> **Dokumen Sumber**
Ada dua Nabi yang lahir tanpa ayah, melainkan diciptakan langsung oleh Allah SWT. Dia khususkan dengan keistimewaan yang agung. Penciptaan Nabi Adam dan Nabi Isa sebagai Nabi tanpa perantara hubungan suami istri merupakan hal yang mudah bagi Allah SWT, sebagaimana firman-Nya dalam surah ali-Imran ayat 59 yang terjemahannya, “Sesungguhnya misal (penciptaan) Isa di sisi Allah, adalah seperti (penciptaan) Adam. Allah menciptakan Adam dari tanah, kemudian Allah berfirman kepadanya: “Jadilah” (seorang manusia), maka jadilah dia.”

Makna ayat di atas adalah : Sesungguhnya Allah SWT. Maha Kuasa dan Berkehendak seperti penciptaan Nabi Adam tanpa bapak dan tanpa ibu, dan menciptakan Nabi Isa tanpa bapak. Kemudian Dia berkata kepadanya “jadilah manusia” maka jadilah. Maka adapun pengakuan ketuhanan Nabi Isa karena dia diciptakan tanpa bapak merupakan pengakuan yang batil. Maka keduanya adalah hamba Allah SWT.

> **Petunjuk Tugas**
1: Jawab pertanyaan berikut berdasarkan teks tentang penciptaan Nabi Adam dan Nabi Isa.
(a) Dari apa Allah menciptakan Adam?
(b) Surah dan ayat mana yang dikutip terjemahannya?
(c) Bagaimana teks menilai pengakuan ketuhanan Nabi Isa karena ia diciptakan tanpa bapak?
2: Tulis kelanjutan teks tentang penciptaan Nabi Adam dan Nabi Isa, dimulai sesudah kalimat terakhirnya.

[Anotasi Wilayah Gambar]
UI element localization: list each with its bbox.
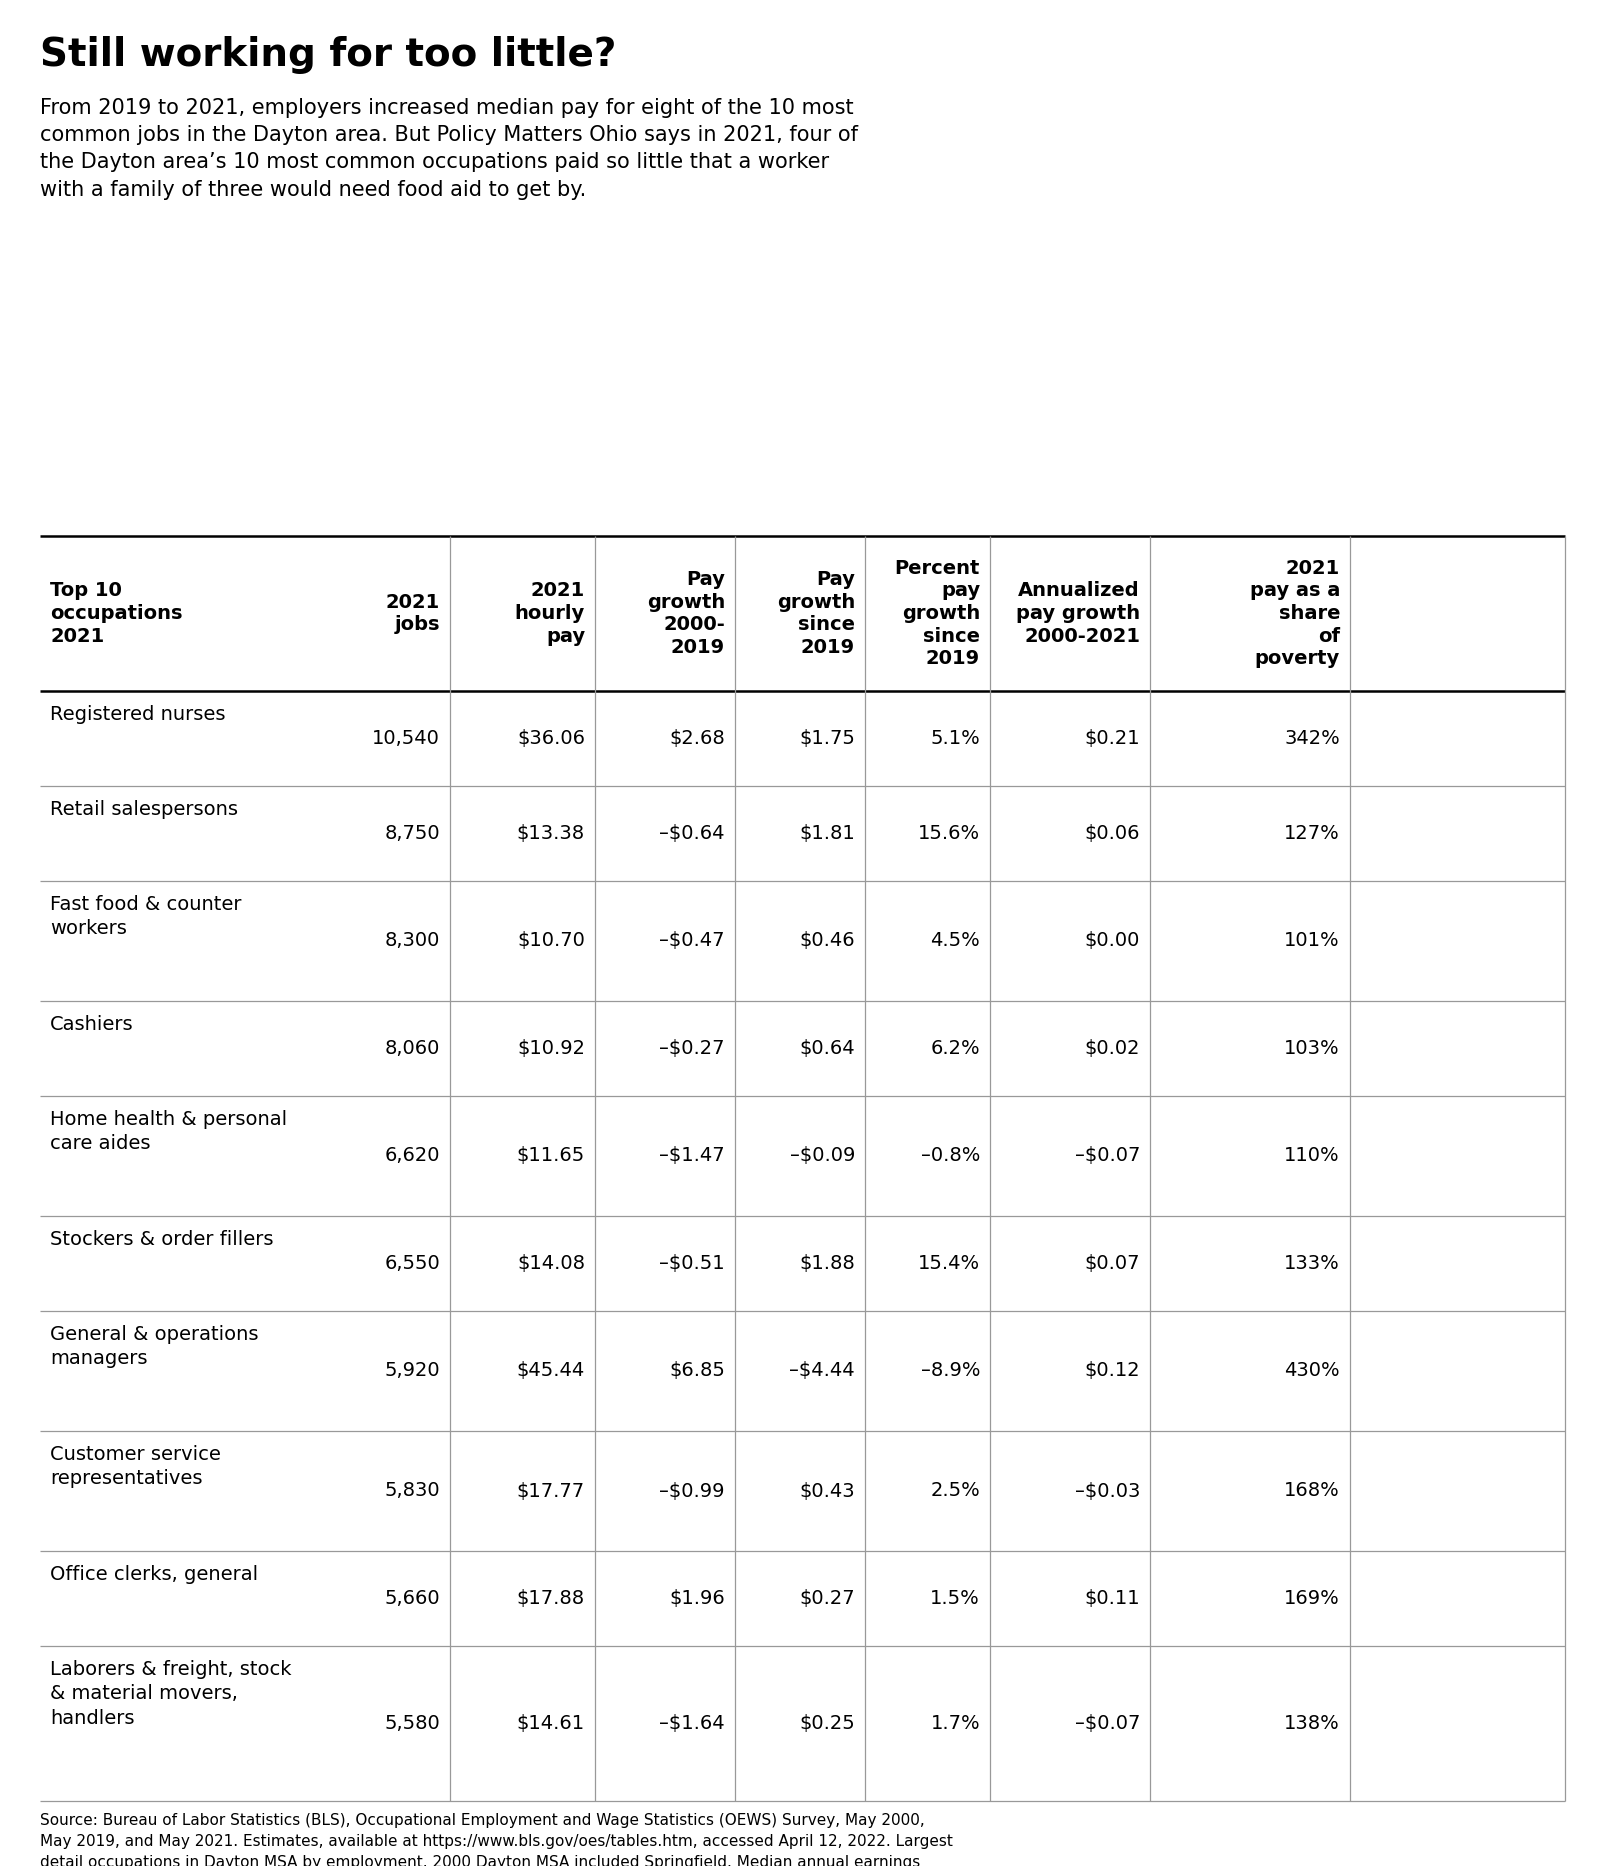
Text: Retail salespersons: Retail salespersons: [50, 801, 238, 819]
Text: From 2019 to 2021, employers increased median pay for eight of the 10 most
commo: From 2019 to 2021, employers increased m…: [40, 99, 858, 200]
Text: $0.46: $0.46: [800, 931, 854, 950]
Text: Pay
growth
since
2019: Pay growth since 2019: [776, 569, 854, 657]
Text: $1.75: $1.75: [798, 730, 854, 748]
Text: 110%: 110%: [1285, 1146, 1341, 1166]
Text: 8,750: 8,750: [384, 825, 440, 843]
Text: 138%: 138%: [1285, 1715, 1341, 1734]
Text: General & operations
managers: General & operations managers: [50, 1325, 259, 1368]
Text: $0.27: $0.27: [800, 1590, 854, 1608]
Text: $0.21: $0.21: [1085, 730, 1139, 748]
Text: Customer service
representatives: Customer service representatives: [50, 1444, 221, 1489]
Text: Laborers & freight, stock
& material movers,
handlers: Laborers & freight, stock & material mov…: [50, 1661, 291, 1728]
Text: $1.88: $1.88: [800, 1254, 854, 1273]
Text: 133%: 133%: [1285, 1254, 1341, 1273]
Text: $0.07: $0.07: [1085, 1254, 1139, 1273]
Text: $0.02: $0.02: [1085, 1039, 1139, 1058]
Text: Percent
pay
growth
since
2019: Percent pay growth since 2019: [894, 558, 979, 668]
Text: $10.70: $10.70: [517, 931, 586, 950]
Text: –$0.51: –$0.51: [659, 1254, 725, 1273]
Text: –$0.64: –$0.64: [659, 825, 725, 843]
Text: 10,540: 10,540: [373, 730, 440, 748]
Text: $2.68: $2.68: [669, 730, 725, 748]
Text: 8,060: 8,060: [384, 1039, 440, 1058]
Text: 2021
hourly
pay: 2021 hourly pay: [515, 580, 586, 646]
Text: $0.12: $0.12: [1085, 1362, 1139, 1381]
Text: 6.2%: 6.2%: [930, 1039, 979, 1058]
Text: Home health & personal
care aides: Home health & personal care aides: [50, 1110, 286, 1153]
Text: Stockers & order fillers: Stockers & order fillers: [50, 1230, 274, 1248]
Text: $13.38: $13.38: [517, 825, 586, 843]
Text: 2021
jobs: 2021 jobs: [386, 593, 440, 634]
Text: –$0.47: –$0.47: [659, 931, 725, 950]
Text: $17.77: $17.77: [517, 1482, 586, 1500]
Text: 1.7%: 1.7%: [930, 1715, 979, 1734]
Text: Top 10
occupations
2021: Top 10 occupations 2021: [50, 580, 182, 646]
Text: Source: Bureau of Labor Statistics (BLS), Occupational Employment and Wage Stati: Source: Bureau of Labor Statistics (BLS)…: [40, 1814, 954, 1866]
Text: 342%: 342%: [1285, 730, 1341, 748]
Text: 6,550: 6,550: [384, 1254, 440, 1273]
Text: 15.6%: 15.6%: [918, 825, 979, 843]
Text: Office clerks, general: Office clerks, general: [50, 1566, 258, 1584]
Text: 5,660: 5,660: [384, 1590, 440, 1608]
Text: 2021
pay as a
share
of
poverty: 2021 pay as a share of poverty: [1250, 558, 1341, 668]
Text: –$0.07: –$0.07: [1075, 1146, 1139, 1166]
Text: $17.88: $17.88: [517, 1590, 586, 1608]
Text: Cashiers: Cashiers: [50, 1015, 134, 1034]
Text: 101%: 101%: [1285, 931, 1341, 950]
Text: 430%: 430%: [1285, 1362, 1341, 1381]
Text: $1.81: $1.81: [800, 825, 854, 843]
Text: $1.96: $1.96: [669, 1590, 725, 1608]
Text: $14.61: $14.61: [517, 1715, 586, 1734]
Text: $0.06: $0.06: [1085, 825, 1139, 843]
Text: Annualized
pay growth
2000-2021: Annualized pay growth 2000-2021: [1016, 580, 1139, 646]
Text: $0.11: $0.11: [1085, 1590, 1139, 1608]
Text: Fast food & counter
workers: Fast food & counter workers: [50, 896, 242, 939]
Text: 1.5%: 1.5%: [930, 1590, 979, 1608]
Text: –$0.27: –$0.27: [659, 1039, 725, 1058]
Text: $36.06: $36.06: [517, 730, 586, 748]
Text: Registered nurses: Registered nurses: [50, 705, 226, 724]
Text: 5.1%: 5.1%: [930, 730, 979, 748]
Text: 168%: 168%: [1285, 1482, 1341, 1500]
Text: $0.64: $0.64: [800, 1039, 854, 1058]
Text: 15.4%: 15.4%: [918, 1254, 979, 1273]
Text: 8,300: 8,300: [384, 931, 440, 950]
Text: –$4.44: –$4.44: [789, 1362, 854, 1381]
Text: –$0.09: –$0.09: [790, 1146, 854, 1166]
Text: $45.44: $45.44: [517, 1362, 586, 1381]
Text: 5,920: 5,920: [384, 1362, 440, 1381]
Text: Pay
growth
2000-
2019: Pay growth 2000- 2019: [646, 569, 725, 657]
Text: –$1.47: –$1.47: [659, 1146, 725, 1166]
Text: –$1.64: –$1.64: [659, 1715, 725, 1734]
Text: $11.65: $11.65: [517, 1146, 586, 1166]
Text: –$0.07: –$0.07: [1075, 1715, 1139, 1734]
Text: –$0.03: –$0.03: [1075, 1482, 1139, 1500]
Text: –$0.99: –$0.99: [659, 1482, 725, 1500]
Text: 6,620: 6,620: [384, 1146, 440, 1166]
Text: Still working for too little?: Still working for too little?: [40, 35, 616, 75]
Text: 2.5%: 2.5%: [930, 1482, 979, 1500]
Text: $0.25: $0.25: [800, 1715, 854, 1734]
Text: 169%: 169%: [1285, 1590, 1341, 1608]
Text: $10.92: $10.92: [517, 1039, 586, 1058]
Text: –0.8%: –0.8%: [920, 1146, 979, 1166]
Text: 103%: 103%: [1285, 1039, 1341, 1058]
Text: 5,830: 5,830: [384, 1482, 440, 1500]
Text: 127%: 127%: [1285, 825, 1341, 843]
Text: $0.00: $0.00: [1085, 931, 1139, 950]
Text: $0.43: $0.43: [800, 1482, 854, 1500]
Text: $6.85: $6.85: [669, 1362, 725, 1381]
Text: $14.08: $14.08: [517, 1254, 586, 1273]
Text: 5,580: 5,580: [384, 1715, 440, 1734]
Text: 4.5%: 4.5%: [930, 931, 979, 950]
Text: –8.9%: –8.9%: [920, 1362, 979, 1381]
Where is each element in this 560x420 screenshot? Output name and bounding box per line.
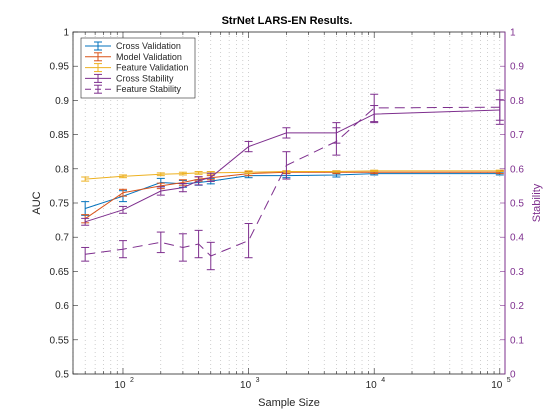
y-axis-label-left: AUC	[31, 191, 43, 214]
legend-label: Cross Validation	[116, 41, 181, 51]
y-right-tick-label: 0.1	[510, 335, 524, 346]
x-axis-label: Sample Size	[258, 397, 320, 409]
y-right-tick-label: 0.6	[510, 164, 524, 175]
y-left-tick-label: 0.55	[50, 335, 70, 346]
x-tick-label: 10	[491, 380, 503, 391]
y-right-tick-label: 0.2	[510, 301, 524, 312]
y-right-tick-label: 0.4	[510, 233, 524, 244]
x-tick-label: 10	[366, 380, 378, 391]
y-left-tick-label: 0.7	[55, 233, 69, 244]
y-left-tick-label: 0.5	[55, 370, 69, 381]
y-right-tick-label: 1	[510, 28, 516, 39]
x-tick-exponent: 2	[130, 377, 134, 384]
series-group	[81, 89, 504, 271]
y-left-tick-label: 0.9	[55, 96, 69, 107]
y-right-tick-label: 0.8	[510, 96, 524, 107]
legend-label: Model Validation	[116, 52, 182, 62]
y-left-tick-label: 1	[63, 28, 69, 39]
y-left-tick-label: 0.8	[55, 164, 69, 175]
y-right-tick-label: 0.5	[510, 199, 524, 210]
series-feature-stability	[81, 89, 504, 271]
y-axis-label-right: Stability	[531, 183, 543, 222]
y-left-tick-label: 0.95	[50, 62, 70, 73]
y-left-tick-label: 0.85	[50, 130, 70, 141]
y-right-tick-label: 0.7	[510, 130, 524, 141]
legend-label: Feature Validation	[116, 63, 188, 73]
y-left-tick-label: 0.75	[50, 199, 70, 210]
y-right-tick-label: 0	[510, 370, 516, 381]
x-tick-label: 10	[240, 380, 252, 391]
x-tick-exponent: 4	[381, 377, 385, 384]
axes: 10 2 10 3 10 4 10 50.50.550.60.650.70.750.80.85…	[50, 28, 525, 392]
chart-title: StrNet LARS-EN Results.	[222, 15, 353, 27]
legend-label: Cross Stability	[116, 73, 174, 83]
y-left-tick-label: 0.6	[55, 301, 69, 312]
legend-label: Feature Stability	[116, 84, 182, 94]
x-tick-exponent: 3	[256, 377, 260, 384]
x-tick-exponent: 5	[507, 377, 511, 384]
y-left-tick-label: 0.65	[50, 267, 70, 278]
x-tick-label: 10	[114, 380, 126, 391]
y-right-tick-label: 0.3	[510, 267, 524, 278]
y-right-tick-label: 0.9	[510, 62, 524, 73]
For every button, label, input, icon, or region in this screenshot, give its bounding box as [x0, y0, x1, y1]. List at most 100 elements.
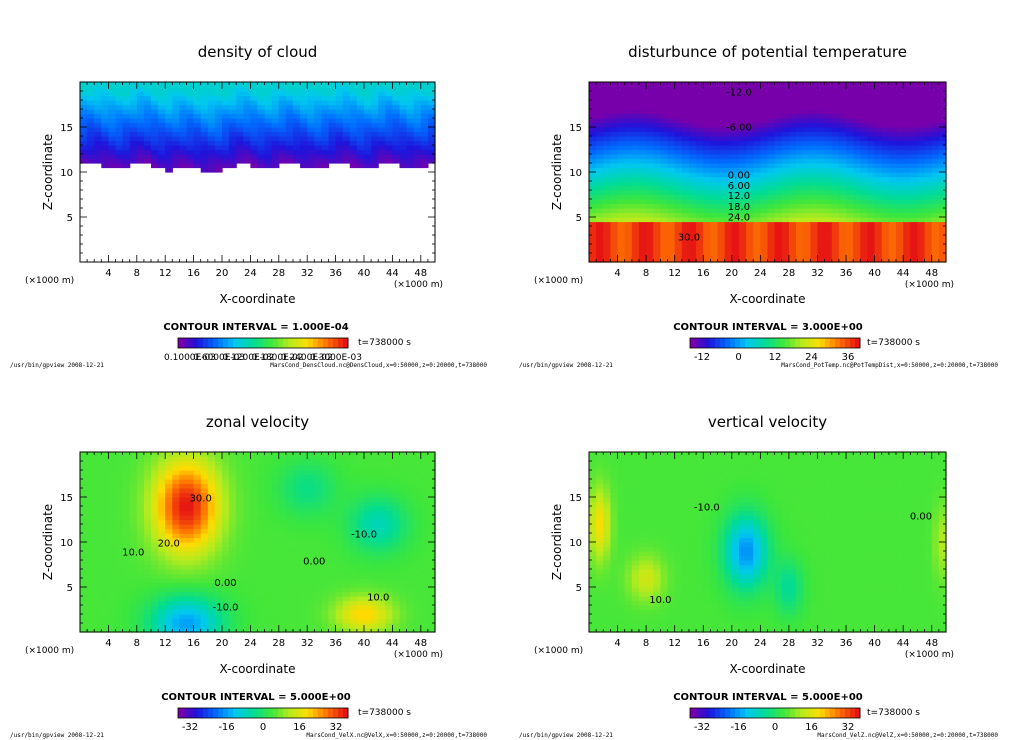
heatmap-cell [731, 127, 740, 133]
heatmap-cell [271, 154, 280, 160]
heatmap-cell [392, 154, 401, 160]
heatmap-cell [631, 235, 640, 241]
heatmap-cell [321, 488, 330, 494]
heatmap-cell [356, 113, 365, 119]
heatmap-cell [688, 235, 697, 241]
heatmap-cell [229, 497, 237, 503]
heatmap-cell [874, 149, 883, 155]
heatmap-cell [342, 596, 351, 602]
heatmap-cell [136, 82, 145, 88]
heatmap-cell [903, 185, 911, 191]
heatmap-cell [186, 483, 195, 489]
heatmap-cell [271, 158, 280, 164]
heatmap-cell [810, 208, 819, 214]
colorbar-swatch [790, 338, 796, 348]
heatmap-cell [172, 91, 180, 97]
heatmap-cell [781, 113, 790, 119]
colorbar-swatch [740, 338, 746, 348]
heatmap-cell [788, 257, 797, 263]
heatmap-cell [229, 122, 237, 128]
heatmap-cell [753, 104, 761, 110]
colorbar-swatch [323, 338, 329, 348]
heatmap-cell [688, 86, 697, 92]
heatmap-cell [420, 109, 429, 115]
heatmap-cell [831, 217, 840, 223]
heatmap-cell [931, 82, 940, 88]
heatmap-cell [796, 172, 804, 178]
heatmap-cell [250, 82, 259, 88]
heatmap-cell [243, 510, 251, 516]
heatmap-cell [653, 82, 661, 88]
heatmap-cell [229, 470, 237, 476]
heatmap-cell [87, 537, 95, 543]
heatmap-cell [243, 542, 251, 548]
heatmap-cell [108, 600, 117, 606]
heatmap-cell [746, 248, 754, 254]
heatmap-cell [214, 100, 223, 106]
heatmap-cell [335, 587, 344, 593]
heatmap-cell [638, 172, 647, 178]
heatmap-cell [349, 118, 358, 124]
heatmap-cell [314, 537, 322, 543]
heatmap-cell [293, 145, 301, 151]
heatmap-cell [307, 510, 315, 516]
heatmap-cell [738, 176, 747, 182]
heatmap-cell [427, 86, 436, 92]
heatmap-cell [214, 86, 223, 92]
colorbar: -12 0 12 24 36 [689, 337, 861, 363]
heatmap-cell [108, 86, 117, 92]
heatmap-cell [271, 95, 280, 101]
heatmap-cell [399, 86, 408, 92]
heatmap-cell [321, 501, 330, 507]
heatmap-cell [781, 131, 790, 137]
heatmap-cell [406, 113, 415, 119]
heatmap-cell [108, 104, 117, 110]
heatmap-cell [172, 533, 180, 539]
heatmap-cell [172, 118, 180, 124]
heatmap-cell [760, 226, 769, 232]
heatmap-cell [392, 95, 401, 101]
heatmap-cell [94, 127, 102, 133]
heatmap-cell [179, 555, 188, 561]
heatmap-cell [746, 181, 754, 187]
heatmap-cell [179, 528, 188, 534]
heatmap-cell [910, 127, 919, 133]
heatmap-cell [781, 253, 790, 259]
heatmap-cell [257, 528, 266, 534]
heatmap-cell [165, 456, 173, 462]
heatmap-cell [610, 82, 619, 88]
heatmap-cell [638, 248, 647, 254]
heatmap-cell [838, 95, 847, 101]
heatmap-cell [243, 497, 251, 503]
heatmap-cell [838, 248, 847, 254]
heatmap-cell [810, 199, 819, 205]
heatmap-cell [307, 452, 315, 458]
heatmap-cell [207, 605, 216, 611]
heatmap-cell [931, 136, 940, 142]
heatmap-cell [278, 118, 287, 124]
heatmap-cell [603, 248, 612, 254]
heatmap-cell [846, 199, 854, 205]
heatmap-cell [349, 91, 358, 97]
heatmap-cell [910, 217, 919, 223]
heatmap-cell [87, 140, 95, 146]
heatmap-cell [896, 136, 904, 142]
heatmap-cell [207, 582, 216, 588]
heatmap-cell [80, 100, 88, 106]
heatmap-cell [101, 113, 109, 119]
heatmap-cell [413, 163, 422, 169]
heatmap-cell [356, 564, 365, 570]
heatmap-cell [179, 596, 188, 602]
heatmap-cell [108, 474, 117, 480]
heatmap-cell [631, 253, 640, 259]
heatmap-cell [186, 488, 195, 494]
x-tick-label: 20 [216, 268, 229, 279]
heatmap-cell [356, 91, 365, 97]
heatmap-cell [660, 226, 669, 232]
heatmap-cell [638, 163, 647, 169]
heatmap-cell [646, 181, 654, 187]
heatmap-cell [264, 145, 273, 151]
heatmap-cell [838, 91, 847, 97]
heatmap-cell [589, 190, 597, 196]
heatmap-cell [688, 109, 697, 115]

> **Jawaban Tugas**
1:
(a) Dari tanah.
(b) Surah ali-Imran ayat 59.
(c) Sebagai pengakuan yang batil.

2:
Ibunda Nabi Isa, yaitu Sayyidah Maryam ‘alaihassalam adalah wanita paling mulia di dunia. Allah SWT. menyifatinya dalam Al-Qur’an dengan gelar ash-shiddîqah. Maryam tumbuh besar dalam kesucian dan jauh dari maksiat. Ia terdidik dalam kondisi bertakwa kepada Allah SWT. melaksanakan semua kewajiban, menjauhi semua perkara haram dan memperbanyak amalan-amalan sunah.

Maryam diberikan kabar gembira oleh para malaikat bahwa Allah SWT. memilihnya di antara seluruh wanita yang ada, dan Dia menyucikannya dari segala perbuatan kotor dan hina. Sebagaimana dalam firman-Nya surah ali-Imran ayat 42 yang terjemahannya, “Dan (ingatlah) ketika malaikat (Jibril) berkata: “Hai Maryam, sesungguhnya Allah telah memilih kamu, menyucikan kamu dan melebihkan kamu atas segala wanita di dunia.”

Dialog Malaikat Jibril dengan Maryam, saat Jibril sebagai utusan Allah SWT. menyampaikan kabar bahwa Maryam akan melahirkan anak yang salih lagi bersih. Lalu Maryam menjawab,”Bagaimana mungkin aku mempunyai seorang anak padahal tidak ada suami yang mendekatiku dan aku juga bukan pendosa dan pelaku zina?”

Maka Jibril pun menjawab tentang keheranannya bahwa menciptakan seorang anak tanpa bapak adalah mudah bagi Allah SWT. dan Dia akan menjadikannya pertanda bagi manusia dan bukti kesempurnaan atas kekuasaan (qudrah) Allah SWT. serta menjadi rahmat dan nikmat bagi orang yang mengikuti, mempercayai dan beriman kepada-Nya.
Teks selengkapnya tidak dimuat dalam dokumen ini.